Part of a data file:
▼▼▼

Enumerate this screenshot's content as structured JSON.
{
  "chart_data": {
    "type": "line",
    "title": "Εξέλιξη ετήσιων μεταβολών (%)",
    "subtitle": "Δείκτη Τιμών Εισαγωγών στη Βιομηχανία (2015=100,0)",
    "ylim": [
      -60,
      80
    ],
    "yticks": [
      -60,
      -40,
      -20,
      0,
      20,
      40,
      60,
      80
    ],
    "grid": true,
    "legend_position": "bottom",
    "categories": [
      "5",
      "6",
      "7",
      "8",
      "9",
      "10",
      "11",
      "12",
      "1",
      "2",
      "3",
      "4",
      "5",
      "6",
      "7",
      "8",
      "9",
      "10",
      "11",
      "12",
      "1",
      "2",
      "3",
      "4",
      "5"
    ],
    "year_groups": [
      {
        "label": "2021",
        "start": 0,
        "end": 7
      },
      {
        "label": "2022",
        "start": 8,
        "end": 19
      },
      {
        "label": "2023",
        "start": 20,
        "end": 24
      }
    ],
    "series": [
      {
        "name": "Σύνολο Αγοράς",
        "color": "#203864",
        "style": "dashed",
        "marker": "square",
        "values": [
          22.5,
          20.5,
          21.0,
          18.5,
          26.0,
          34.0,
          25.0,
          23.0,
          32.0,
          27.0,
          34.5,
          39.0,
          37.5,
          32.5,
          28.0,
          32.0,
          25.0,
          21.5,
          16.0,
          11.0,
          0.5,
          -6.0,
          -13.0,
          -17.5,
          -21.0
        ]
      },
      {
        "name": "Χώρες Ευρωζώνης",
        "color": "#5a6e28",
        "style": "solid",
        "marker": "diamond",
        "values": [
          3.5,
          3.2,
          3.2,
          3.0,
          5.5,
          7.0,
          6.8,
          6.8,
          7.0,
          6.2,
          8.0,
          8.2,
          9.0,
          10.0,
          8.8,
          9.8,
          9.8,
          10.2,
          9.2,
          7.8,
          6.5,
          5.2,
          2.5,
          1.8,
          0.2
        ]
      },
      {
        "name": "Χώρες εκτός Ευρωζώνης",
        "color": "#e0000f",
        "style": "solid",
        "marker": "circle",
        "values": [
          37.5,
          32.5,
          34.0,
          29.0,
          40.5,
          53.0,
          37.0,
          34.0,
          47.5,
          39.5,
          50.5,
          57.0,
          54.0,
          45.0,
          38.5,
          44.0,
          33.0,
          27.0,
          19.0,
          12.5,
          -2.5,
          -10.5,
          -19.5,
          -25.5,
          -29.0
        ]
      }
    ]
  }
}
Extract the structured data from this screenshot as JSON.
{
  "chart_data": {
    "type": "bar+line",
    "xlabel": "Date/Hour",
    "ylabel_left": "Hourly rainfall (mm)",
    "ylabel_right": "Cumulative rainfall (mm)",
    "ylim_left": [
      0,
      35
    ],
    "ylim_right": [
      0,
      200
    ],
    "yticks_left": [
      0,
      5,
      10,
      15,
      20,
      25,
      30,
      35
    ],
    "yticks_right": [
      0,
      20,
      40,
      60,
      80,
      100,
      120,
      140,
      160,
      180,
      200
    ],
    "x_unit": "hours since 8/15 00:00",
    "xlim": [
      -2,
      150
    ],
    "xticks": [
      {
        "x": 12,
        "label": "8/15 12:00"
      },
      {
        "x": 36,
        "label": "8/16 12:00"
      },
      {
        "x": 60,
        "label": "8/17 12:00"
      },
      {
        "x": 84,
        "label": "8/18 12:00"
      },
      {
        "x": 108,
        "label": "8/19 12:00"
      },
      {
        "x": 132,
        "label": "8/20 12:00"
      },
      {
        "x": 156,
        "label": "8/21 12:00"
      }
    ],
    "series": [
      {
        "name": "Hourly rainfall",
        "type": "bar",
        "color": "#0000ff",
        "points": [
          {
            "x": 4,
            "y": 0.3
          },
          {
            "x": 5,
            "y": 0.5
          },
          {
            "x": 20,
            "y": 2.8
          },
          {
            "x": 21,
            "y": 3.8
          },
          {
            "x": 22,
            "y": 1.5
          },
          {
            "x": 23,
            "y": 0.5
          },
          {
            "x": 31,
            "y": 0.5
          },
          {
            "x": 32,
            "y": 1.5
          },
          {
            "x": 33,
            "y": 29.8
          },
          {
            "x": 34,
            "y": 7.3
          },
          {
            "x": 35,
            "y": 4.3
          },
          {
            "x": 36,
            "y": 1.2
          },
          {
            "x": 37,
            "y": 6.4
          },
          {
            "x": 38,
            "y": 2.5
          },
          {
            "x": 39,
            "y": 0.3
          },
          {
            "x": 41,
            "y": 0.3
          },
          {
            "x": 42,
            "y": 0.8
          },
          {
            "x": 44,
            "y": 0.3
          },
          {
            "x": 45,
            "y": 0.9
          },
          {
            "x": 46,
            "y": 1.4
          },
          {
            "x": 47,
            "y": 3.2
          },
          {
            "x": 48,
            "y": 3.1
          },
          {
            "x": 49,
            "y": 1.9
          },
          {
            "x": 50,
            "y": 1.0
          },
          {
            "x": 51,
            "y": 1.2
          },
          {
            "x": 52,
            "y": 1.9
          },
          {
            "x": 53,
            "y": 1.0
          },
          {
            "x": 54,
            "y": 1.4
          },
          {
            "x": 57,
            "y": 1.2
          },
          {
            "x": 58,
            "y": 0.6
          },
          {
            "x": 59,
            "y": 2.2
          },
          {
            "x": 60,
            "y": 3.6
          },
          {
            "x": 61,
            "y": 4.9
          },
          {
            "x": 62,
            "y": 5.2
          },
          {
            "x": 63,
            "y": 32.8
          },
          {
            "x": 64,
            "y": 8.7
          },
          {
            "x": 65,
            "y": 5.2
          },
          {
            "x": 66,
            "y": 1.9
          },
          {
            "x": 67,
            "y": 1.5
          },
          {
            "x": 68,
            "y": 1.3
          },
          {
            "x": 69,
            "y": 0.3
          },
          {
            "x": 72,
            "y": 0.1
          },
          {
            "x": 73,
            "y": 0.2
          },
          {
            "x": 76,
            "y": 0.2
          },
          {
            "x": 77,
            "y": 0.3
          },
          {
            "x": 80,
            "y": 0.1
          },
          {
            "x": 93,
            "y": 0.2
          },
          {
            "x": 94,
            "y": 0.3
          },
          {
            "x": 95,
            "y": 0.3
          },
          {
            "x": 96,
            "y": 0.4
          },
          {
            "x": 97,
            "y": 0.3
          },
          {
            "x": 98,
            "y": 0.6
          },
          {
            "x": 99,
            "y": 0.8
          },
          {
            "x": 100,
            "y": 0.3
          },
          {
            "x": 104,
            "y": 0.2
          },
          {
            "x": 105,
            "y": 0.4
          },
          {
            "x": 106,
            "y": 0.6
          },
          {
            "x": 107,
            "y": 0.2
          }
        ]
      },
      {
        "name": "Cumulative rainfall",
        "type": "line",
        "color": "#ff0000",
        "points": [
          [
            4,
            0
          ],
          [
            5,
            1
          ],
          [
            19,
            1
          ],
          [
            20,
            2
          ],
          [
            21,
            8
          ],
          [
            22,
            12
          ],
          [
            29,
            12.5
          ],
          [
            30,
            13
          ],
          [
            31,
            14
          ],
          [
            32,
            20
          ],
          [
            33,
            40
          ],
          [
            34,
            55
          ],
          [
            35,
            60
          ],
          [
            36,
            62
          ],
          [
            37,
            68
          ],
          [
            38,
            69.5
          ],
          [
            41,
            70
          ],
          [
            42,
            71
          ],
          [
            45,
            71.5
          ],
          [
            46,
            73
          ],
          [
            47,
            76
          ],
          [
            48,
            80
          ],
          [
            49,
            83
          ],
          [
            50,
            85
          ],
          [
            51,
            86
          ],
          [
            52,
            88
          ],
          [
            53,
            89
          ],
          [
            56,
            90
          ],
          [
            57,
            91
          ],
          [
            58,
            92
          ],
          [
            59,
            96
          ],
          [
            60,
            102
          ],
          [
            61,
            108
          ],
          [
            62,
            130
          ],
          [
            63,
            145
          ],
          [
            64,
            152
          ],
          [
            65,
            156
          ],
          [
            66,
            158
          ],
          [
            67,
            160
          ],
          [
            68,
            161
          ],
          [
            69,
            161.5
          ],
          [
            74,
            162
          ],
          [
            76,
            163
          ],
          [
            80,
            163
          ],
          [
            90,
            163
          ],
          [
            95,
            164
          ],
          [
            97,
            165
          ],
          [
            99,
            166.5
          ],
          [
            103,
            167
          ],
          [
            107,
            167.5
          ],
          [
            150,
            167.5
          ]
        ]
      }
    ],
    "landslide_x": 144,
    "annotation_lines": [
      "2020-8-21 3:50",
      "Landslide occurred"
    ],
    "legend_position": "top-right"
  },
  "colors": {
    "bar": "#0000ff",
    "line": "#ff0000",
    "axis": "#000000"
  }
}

▲▲▲

— Exercise requirements —
Pull out and copy each line containing the string "marker".

— Task answer —
        "marker": "square",
        "marker": "diamond",
        "marker": "circle",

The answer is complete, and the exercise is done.